| Data for this exercise |
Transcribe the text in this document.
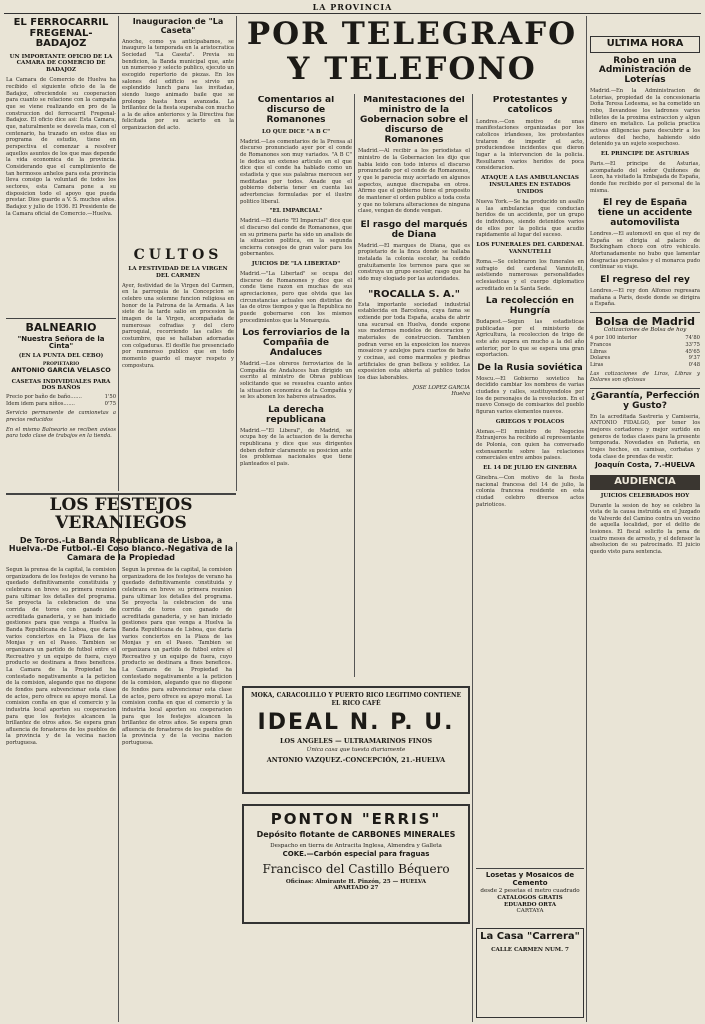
LA PROVINCIA
POR TELEGRAFO
Y TELEFONO
EL FERROCARRIL FREGENAL-BADAJOZ
UN IMPORTANTE OFICIO DE LA CAMARA DE COMERCIO DE BADAJOZ
La Camara de Comercio de Huelva ha recibido el siguiente oficio de la de Badajoz, ofreciendole su cooperacion para cuanto se relacione con la campaña que se viene realizando en pro de la construccion del ferrocarril Fregenal-Badajoz. El oficio dice asi: Esta Camara, que, naturalmente se desvela mas, con el centenario, ha trazado en estos dias su programa de estudio, tiene en perspectiva el comenzar a resolver aquellos asuntos de los que mas depende la vida economica de la provincia. Considerando que el cumplimiento de tan hermosos anhelos para esta provincia lleva consigo la voluntad de todos los sectores, esta Camara pone a su disposicion todo el apoyo que pueda prestar. Dios guarde a V. S. muchos años. Badajoz y julio de 1936. El Presidente de la Camara oficial de Comercio.—Huelva.
BALNEARIO
"Nuestra Señora de la Cinta"
(EN LA PUNTA DEL CEBO)
PROPIETARIO
ANTONIO GARCIA VELASCO
CASETAS INDIVIDUALES PARA DOS BAÑOS
Precio por baño de baño.......	1'50
Idem idem para niños.......	0'75
Servicio permanente de camionetas a precios reducidos
En el mismo Balneario se reciben avisos para todo clase de trabajos en la tienda.
Inauguracion de "La Caseta"
Anoche, como ya anticipabamos, se inauguro la temporada en la aristocratica Sociedad "La Caseta". Previa su bendicion, la Banda municipal que, ante un numeroso y selecto publico, ejecuto un escogido repertorio de piezas. En los salones del edificio se sirvio un esplendido lunch para las invitadas, siendo luego animado baile que se prolongo hasta hora avanzada. La brillantez de la fiesta superaba con mucho a la de años anteriores y la Directiva fue felicitada por su acierto en la organizacion del acto.
CULTOS
LA FESTIVIDAD DE LA VIRGEN DEL CARMEN
Ayer, festividad de la Virgen del Carmen, en la parroquia de la Concepcion se celebro una solemne funcion religiosa en honor de la Patrona de la Armada. A las siete de la tarde salio en procesion la imagen de la Virgen, acompañada de numerosas cofradias y del clero parroquial, recorriendo las calles de costumbre, que se hallaban adornadas con colgaduras. El desfile fue presenciado por numeroso publico que en todo momento guardo el mayor respeto y compostura.
LOS FESTEJOS VERANIEGOS
De Toros.-La Banda Republicana de Lisboa, a Huelva.-De Futbol.-El Coso blanco.-Negativa de la Camara de la Propiedad
Segun la prensa de la capital, la comision organizadora de los festejos de verano ha quedado definitivamente constituida y celebrara en breve su primera reunion para ultimar los detalles del programa. Se proyecta la celebracion de una corrida de toros con ganado de acreditada ganaderia, y se han iniciado gestiones para que venga a Huelva la Banda Republicana de Lisboa, que daria varios conciertos en la Plaza de las Monjas y en el Paseo. Tambien se organizara un partido de futbol entre el Recreativo y un equipo de fuera, cuyo producto se destinara a fines beneficos. La Camara de la Propiedad ha contestado negativamente a la peticion de la comision, alegando que no dispone de fondos para subvencionar esta clase de actos, pero ofrece su apoyo moral. La comision confia en que el comercio y la industria local aporten su cooperacion para que los festejos alcancen la brillantez de otros años. Se espera gran afluencia de forasteros de los pueblos de la provincia y de la vecina nacion portuguesa.
Segun la prensa de la capital, la comision organizadora de los festejos de verano ha quedado definitivamente constituida y celebrara en breve su primera reunion para ultimar los detalles del programa. Se proyecta la celebracion de una corrida de toros con ganado de acreditada ganaderia, y se han iniciado gestiones para que venga a Huelva la Banda Republicana de Lisboa, que daria varios conciertos en la Plaza de las Monjas y en el Paseo. Tambien se organizara un partido de futbol entre el Recreativo y un equipo de fuera, cuyo producto se destinara a fines beneficos. La Camara de la Propiedad ha contestado negativamente a la peticion de la comision, alegando que no dispone de fondos para subvencionar esta clase de actos, pero ofrece su apoyo moral. La comision confia en que el comercio y la industria local aporten su cooperacion para que los festejos alcancen la brillantez de otros años. Se espera gran afluencia de forasteros de los pueblos de la provincia y de la vecina nacion portuguesa.
Comentarios al discurso de Romanones
LO QUE DICE "A B C"
Madrid.—Los comentarios de la Prensa al discurso pronunciado ayer por el conde de Romanones son muy variados. "A B C" le dedica un extenso articulo en el que dice que el conde ha hablado como un estadista y que sus palabras merecen ser meditadas por todos. Anade que el gobierno deberia tener en cuenta las advertencias formuladas por el ilustre politico liberal.
"EL IMPARCIAL"
Madrid.—El diario "El Imparcial" dice que el discurso del conde de Romanones, que en su primera parte ha sido un analisis de la situacion politica, en la segunda encierra consejos de gran valor para los gobernantes.
JUICIOS DE "LA LIBERTAD"
Madrid.—"La Libertad" se ocupa del discurso de Romanones y dice que el conde tiene razon en muchas de sus apreciaciones, pero que olvida que las circunstancias actuales son distintas de las de otros tiempos y que la Republica no puede gobernarse con los mismos procedimientos que la Monarquia.
Los ferroviarios de la Compañia de Andaluces
Madrid.—Los obreros ferroviarios de la Compañia de Andaluces han dirigido un escrito al ministro de Obras publicas solicitando que se resuelva cuanto antes la situacion economica de la Compañia y se les abonen los haberes atrasados.
La derecha republicana
Madrid.—"El Liberal", de Madrid, se ocupa hoy de la actuacion de la derecha republicana y dice que sus dirigentes deben definir claramente su posicion ante los problemas nacionales que tiene planteados el pais.
Manifestaciones del ministro de la Gobernacion sobre el discurso de Romanones
Madrid.—Al recibir a los periodistas el ministro de la Gobernacion les dijo que habia leido con todo interes el discurso pronunciado por el conde de Romanones, y que le parecia muy acertado en algunos aspectos, aunque discrepaba en otros. Afirmo que el gobierno tiene el proposito de mantener el orden publico a toda costa y que no tolerara alteraciones de ninguna clase, vengan de donde vengan.
El rasgo del marqués de Diana
Madrid.—El marques de Diana, que es propietario de la finca donde se hallaba instalada la colonia escolar, ha cedido gratuitamente los terrenos para que se construya un grupo escolar, rasgo que ha sido muy elogiado por las autoridades.
"ROCALLA S. A."
Esta importante sociedad industrial establecida en Barcelona, cuya fama se extiende por toda España, acaba de abrir una sucursal en Huelva, donde expone sus modernos modelos de decoracion y materiales de construccion. Tambien podran verse en la exposicion los nuevos mosaicos y azulejos para cuartos de baño y cocinas, asi como marmoles y piedras artificiales de gran belleza y solidez. La exposicion esta abierta al publico todos los dias laborables.
JOSE LOPEZ GARCIA
Huelva
Protestantes y catolicos
Londres.—Con motivo de unas manifestaciones organizadas por los catolicos irlandeses, los protestantes trataron de impedir el acto, produciendose incidentes que dieron lugar a la intervencion de la policia. Resultaron varios heridos de poca consideracion.
ATAQUE A LAS AMBULANCIAS INSULARES EN ESTADOS UNIDOS
Nueva York.—Se ha producido un asalto a las ambulancias que conducian heridos de un accidente, por un grupo de individuos, siendo detenidos varios de ellos por la policia que acudio rapidamente al lugar del suceso.
LOS FUNERALES DEL CARDENAL VANNUTELLI
Roma.—Se celebraron los funerales en sufragio del cardenal Vannutelli, asistiendo numerosas personalidades eclesiasticas y el cuerpo diplomatico acreditado en la Santa Sede.
La recolección en Hungría
Budapest.—Segun las estadisticas publicadas por el ministerio de Agricultura, la recoleccion de trigo de este año supera en mucho a la del año anterior, por lo que se espera una gran exportacion.
De la Rusia soviética
Moscu.—El Gobierno sovietico ha decidido cambiar los nombres de varias ciudades y calles, sustituyendolos por los de personajes de la revolucion. En el nuevo Consejo de comisarios del pueblo figuran varios elementos nuevos.
GRIEGOS Y POLACOS
Atenas.—El ministro de Negocios Extranjeros ha recibido al representante de Polonia, con quien ha conversado extensamente sobre las relaciones comerciales entre ambos paises.
EL 14 DE JULIO EN GINEBRA
Ginebra.—Con motivo de la fiesta nacional francesa del 14 de julio, la colonia francesa residente en esta ciudad celebro diversos actos patrioticos.
ULTIMA HORA
Robo en una Administración de Loterías
Madrid.—En la Administracion de Loterias, propiedad de la concesionaria Doña Teresa Ledesma, se ha cometido un robo, llevandose los ladrones varios billetes de la proxima extraccion y algun dinero en metalico. La policia practica activas diligencias para descubrir a los autores del hecho, habiendo sido detenido ya un sujeto sospechoso.
EL PRINCIPE DE ASTURIAS
Paris.—El principe de Asturias, acompañado del señor Quiñones de Leon, ha visitado la Embajada de España, donde fue recibido por el personal de la misma.
El rey de España tiene un accidente automovilista
Londres.—El automovil en que el rey de España se dirigia al palacio de Buckingham choco con otro vehiculo. Afortunadamente no hubo que lamentar desgracias personales y el monarca pudo continuar su viaje.
El regreso del rey
Londres.—El rey don Alfonso regresara mañana a Paris, desde donde se dirigira a España.
Bolsa de Madrid
Cotizaciones de Bolsa de hoy
4 por 100 interior	74'80
Francos	33'75
Libras	45'65
Dolares	9'37
Liras	0'48
Las cotizaciones de Liras, Libras y Dolares son oficiosas
¿Garantía, Perfección y Gusto?
En la acreditada Sastreria y Camiseria, ANTONIO FIDALGO, por tener los mejores cortadores y mejor surtido en generos de todas clases para la presente temporada. Novedades en Pañeria, en trajes hechos, en camisas, corbatas y toda clase de prendas de vestir.
Joaquín Costa, 7.-HUELVA
AUDIENCIA
JUICIOS CELEBRADOS HOY
Durante la sesion de hoy se celebro la vista de la causa instruida en el Juzgado de Valverde del Camino contra un vecino de aquella localidad, por el delito de lesiones. El fiscal solicito la pena de cuatro meses de arresto, y el defensor la absolucion de su patrocinado. El juicio quedo visto para sentencia.
MOKA, CARACOLILLO Y PUERTO RICO LEGITIMO CONTIENE EL RICO CAFÉ
IDEAL N. P. U.
LOS ANGELES — ULTRAMARINOS FINOS
Única casa que tuesta diariamente
ANTONIO VAZQUEZ.-CONCEPCIÓN, 21.-HUELVA
PONTON "ERRIS"
Depósito flotante de CARBONES MINERALES
Despacho en tierra de Antracita Inglesa, Almendra y Galleta
COKE.—Carbón especial para fraguas
Francisco del Castillo Béquero
Oficinas: Almirante H. Pinzón, 25 — HUELVA
APARTADO 27
Losetas y Mosaicos de Cemento
desde 2 pesetas el metro cuadrado
CATALOGOS GRATIS
EDUARDO ORTA
CARTAYA
La Casa "Carrera"
CALLE CARMEN NUM. 7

| Problem to work on |
Identify each line containing the string "ferroviarios" and copy it out.

| Worked solution |
Los ferroviarios de la Compañia de Andaluces
Madrid.—Los obreros ferroviarios de la Compañia de Andaluces han dirigido un escrito al ministro de Obras publicas solicitando que se resuelva cuanto antes la situacion economica de la Compañia y se les abonen los haberes atrasados.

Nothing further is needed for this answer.